#### Short task
Transcribe the data in full and exactly, omitting any pictures.
====== Material to process ======
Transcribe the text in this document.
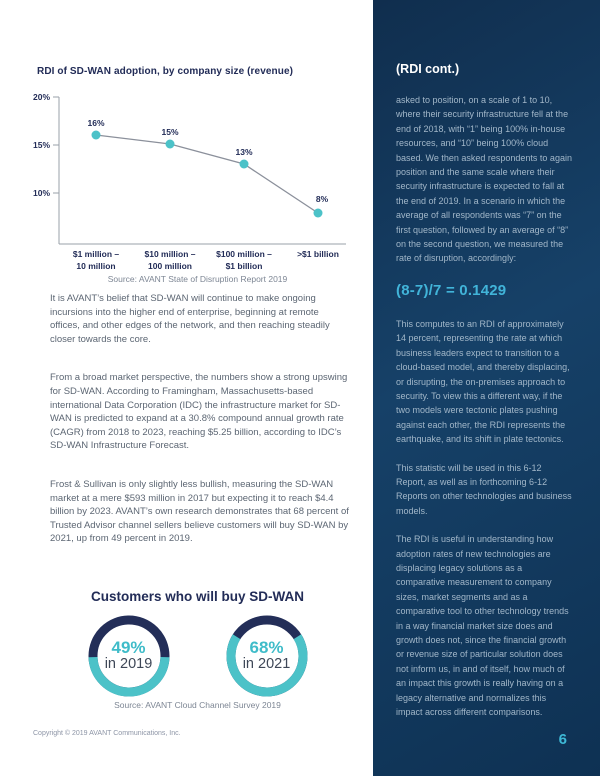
RDI of SD-WAN adoption, by company size (revenue)
20%
15%
10%
16%
15%
13%
8%
$1 million –
10 million
$10 million –
100 million
$100 million –
$1 billion
>$1 billion
Source: AVANT State of Disruption Report 2019

It is AVANT’s belief that SD-WAN will continue to make ongoing incursions into the higher end of enterprise, beginning at remote offices, and other edges of the network, and then reaching steadily closer towards the core.

From a broad market perspective, the numbers show a strong upswing for SD-WAN. According to Framingham, Massachusetts-based international Data Corporation (IDC) the infrastructure market for SD-WAN is predicted to expand at a 30.8% compound annual growth rate (CAGR) from 2018 to 2023, reaching $5.25 billion, according to IDC’s SD-WAN Infrastructure Forecast.

Frost & Sullivan is only slightly less bullish, measuring the SD-WAN market at a mere $593 million in 2017 but expecting it to reach $4.4 billion by 2023. AVANT’s own research demonstrates that 68 percent of Trusted Advisor channel sellers believe customers will buy SD-WAN by 2021, up from 49 percent in 2019.

Customers who will buy SD-WAN
49%
in 2019
68%
in 2021
Source: AVANT Cloud Channel Survey 2019
Copyright © 2019 AVANT Communications, Inc.
(RDI cont.)

asked to position, on a scale of 1 to 10, where their security infrastructure fell at the end of 2018, with “1” being 100% in-house resources, and “10” being 100% cloud based. We then asked respondents to again position and the same scale where their security infrastructure is expected to fall at the end of 2019. In a scenario in which the average of all respondents was “7” on the first question, followed by an average of “8” on the second question, we measured the rate of disruption, accordingly:

(8-7)/7 = 0.1429

This computes to an RDI of approximately 14 percent, representing the rate at which business leaders expect to transition to a cloud-based model, and thereby displacing, or disrupting, the on-premises approach to security. To view this a different way, if the two models were tectonic plates pushing against each other, the RDI represents the earthquake, and its shift in plate tectonics.

This statistic will be used in this 6-12 Report, as well as in forthcoming 6-12 Reports on other technologies and business models.

The RDI is useful in understanding how adoption rates of new technologies are displacing legacy solutions as a comparative measurement to company sizes, market segments and as a comparative tool to other technology trends in a way financial market size does and growth does not, since the financial growth or revenue size of particular solution does not inform us, in and of itself, how much of an impact this growth is really having on a legacy alternative and normalizes this impact across different comparisons.

6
======
#### Task result
Transcribe the text in this document.
RDI of SD-WAN adoption, by company size (revenue)
20%
15%
10%
16%
15%
13%
8%
$1 million –
10 million
$10 million –
100 million
$100 million –
$1 billion
>$1 billion
Source: AVANT State of Disruption Report 2019

It is AVANT’s belief that SD-WAN will continue to make ongoing incursions into the higher end of enterprise, beginning at remote offices, and other edges of the network, and then reaching steadily closer towards the core.

From a broad market perspective, the numbers show a strong upswing for SD-WAN. According to Framingham, Massachusetts-based international Data Corporation (IDC) the infrastructure market for SD-WAN is predicted to expand at a 30.8% compound annual growth rate (CAGR) from 2018 to 2023, reaching $5.25 billion, according to IDC’s SD-WAN Infrastructure Forecast.

Frost & Sullivan is only slightly less bullish, measuring the SD-WAN market at a mere $593 million in 2017 but expecting it to reach $4.4 billion by 2023. AVANT’s own research demonstrates that 68 percent of Trusted Advisor channel sellers believe customers will buy SD-WAN by 2021, up from 49 percent in 2019.

Customers who will buy SD-WAN
49%
in 2019
68%
in 2021
Source: AVANT Cloud Channel Survey 2019
Copyright © 2019 AVANT Communications, Inc.
(RDI cont.)

asked to position, on a scale of 1 to 10, where their security infrastructure fell at the end of 2018, with “1” being 100% in-house resources, and “10” being 100% cloud based. We then asked respondents to again position and the same scale where their security infrastructure is expected to fall at the end of 2019. In a scenario in which the average of all respondents was “7” on the first question, followed by an average of “8” on the second question, we measured the rate of disruption, accordingly:

(8-7)/7 = 0.1429

This computes to an RDI of approximately 14 percent, representing the rate at which business leaders expect to transition to a cloud-based model, and thereby displacing, or disrupting, the on-premises approach to security. To view this a different way, if the two models were tectonic plates pushing against each other, the RDI represents the earthquake, and its shift in plate tectonics.

This statistic will be used in this 6-12 Report, as well as in forthcoming 6-12 Reports on other technologies and business models.

The RDI is useful in understanding how adoption rates of new technologies are displacing legacy solutions as a comparative measurement to company sizes, market segments and as a comparative tool to other technology trends in a way financial market size does and growth does not, since the financial growth or revenue size of particular solution does not inform us, in and of itself, how much of an impact this growth is really having on a legacy alternative and normalizes this impact across different comparisons.

6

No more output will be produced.